» Verilen istek
Neval es Saadavi hakkındaki metinden, "Neval es Saadavi’nin fikirleri" sözcükleriyle başlayıp "Arapça haber sitesi)" sözcüklerine kadar süren bölümü kelimesi kelimesine aktarın.

» Metin parçası
----
Neval es Saadavi’nin fikirleri açık ve netti. Gerek emperyalist fikirler, gerek kadın sünneti gerekse de din adamlarıyla ilgili. ‘En büyük suçum sadece cariye ve köle olunmasının istendiği bir dönemde özgür bir kadın olmamdır. Aklı yok etmeye çalıştıkları bir dönemde aklıyla düşünen biri olarak doğdum.’ Bunlar Neval es Saadavi’nin son dönemdeki en etkili sözlerinden oldu.” (Joyce Karam / alhurra.com Arapça haber sitesi)

'SAHRA’DA YENİ FİKİRLER EKMEYE ÇALIŞTI'

“Hafta başında Neval Saadavi’nin vefatının ardından ona saldıranlar onun kitapları ve fikirsel mirası hakkında hiçbir şey bilmiyor. Tıpkı Necip Mahfuz’a ‘Evlad-u Haratina’ romanından dolayı suikast girişiminde bulunan ve bu kitabı okumayan cahil gibi.
----
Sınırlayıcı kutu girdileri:
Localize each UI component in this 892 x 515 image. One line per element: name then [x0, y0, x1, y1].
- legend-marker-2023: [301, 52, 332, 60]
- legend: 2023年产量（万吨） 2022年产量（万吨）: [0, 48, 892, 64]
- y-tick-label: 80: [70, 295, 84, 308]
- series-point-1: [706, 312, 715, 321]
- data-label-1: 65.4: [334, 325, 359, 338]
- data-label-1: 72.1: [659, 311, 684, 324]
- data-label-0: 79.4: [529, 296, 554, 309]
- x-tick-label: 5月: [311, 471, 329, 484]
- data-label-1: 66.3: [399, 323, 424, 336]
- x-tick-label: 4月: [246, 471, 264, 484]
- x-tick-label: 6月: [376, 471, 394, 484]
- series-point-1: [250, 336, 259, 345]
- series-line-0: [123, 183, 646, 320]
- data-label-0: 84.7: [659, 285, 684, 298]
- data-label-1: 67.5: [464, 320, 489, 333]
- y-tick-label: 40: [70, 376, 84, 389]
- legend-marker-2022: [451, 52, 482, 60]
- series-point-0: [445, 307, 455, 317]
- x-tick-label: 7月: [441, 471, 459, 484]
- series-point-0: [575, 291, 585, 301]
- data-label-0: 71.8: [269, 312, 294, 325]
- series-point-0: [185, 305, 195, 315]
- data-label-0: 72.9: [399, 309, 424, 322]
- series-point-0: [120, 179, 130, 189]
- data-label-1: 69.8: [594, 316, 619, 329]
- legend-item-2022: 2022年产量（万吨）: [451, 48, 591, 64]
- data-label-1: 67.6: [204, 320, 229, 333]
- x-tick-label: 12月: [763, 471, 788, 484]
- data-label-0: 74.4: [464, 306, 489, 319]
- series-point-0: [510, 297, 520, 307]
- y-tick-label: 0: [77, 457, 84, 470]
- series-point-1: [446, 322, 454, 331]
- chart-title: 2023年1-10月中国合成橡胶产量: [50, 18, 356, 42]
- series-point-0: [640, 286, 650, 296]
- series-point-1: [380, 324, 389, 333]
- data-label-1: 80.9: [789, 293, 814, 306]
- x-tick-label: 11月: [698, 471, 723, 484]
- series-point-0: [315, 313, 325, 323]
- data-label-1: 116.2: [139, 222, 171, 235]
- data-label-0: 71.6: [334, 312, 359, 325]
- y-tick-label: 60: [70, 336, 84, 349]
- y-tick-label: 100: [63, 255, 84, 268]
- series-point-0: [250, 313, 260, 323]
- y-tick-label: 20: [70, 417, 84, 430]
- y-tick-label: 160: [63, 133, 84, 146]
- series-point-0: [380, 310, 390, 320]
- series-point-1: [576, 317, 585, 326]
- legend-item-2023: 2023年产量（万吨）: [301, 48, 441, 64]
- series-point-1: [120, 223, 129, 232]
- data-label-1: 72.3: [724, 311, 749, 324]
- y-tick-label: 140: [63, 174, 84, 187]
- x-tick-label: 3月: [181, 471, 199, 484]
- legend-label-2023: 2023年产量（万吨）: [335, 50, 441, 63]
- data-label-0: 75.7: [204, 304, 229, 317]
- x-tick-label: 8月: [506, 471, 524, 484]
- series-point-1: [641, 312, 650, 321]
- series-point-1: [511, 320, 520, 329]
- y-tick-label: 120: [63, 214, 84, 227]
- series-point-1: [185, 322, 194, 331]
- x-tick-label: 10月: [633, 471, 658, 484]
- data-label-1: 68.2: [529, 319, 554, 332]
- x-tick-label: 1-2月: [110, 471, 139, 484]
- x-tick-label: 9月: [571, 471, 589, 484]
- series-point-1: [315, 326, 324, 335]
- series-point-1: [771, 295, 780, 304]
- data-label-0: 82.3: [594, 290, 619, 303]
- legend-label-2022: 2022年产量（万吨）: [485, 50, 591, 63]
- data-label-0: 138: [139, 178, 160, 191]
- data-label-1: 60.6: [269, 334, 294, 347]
----
» Nihai yanıt
Neval es Saadavi’nin fikirleri açık ve netti. Gerek emperyalist fikirler, gerek kadın sünneti gerekse de din adamlarıyla ilgili. ‘En büyük suçum sadece cariye ve köle olunmasının istendiği bir dönemde özgür bir kadın olmamdır. Aklı yok etmeye çalıştıkları bir dönemde aklıyla düşünen biri olarak doğdum.’ Bunlar Neval es Saadavi’nin son dönemdeki en etkili sözlerinden oldu.” (Joyce Karam / alhurra.com Arapça haber sitesi)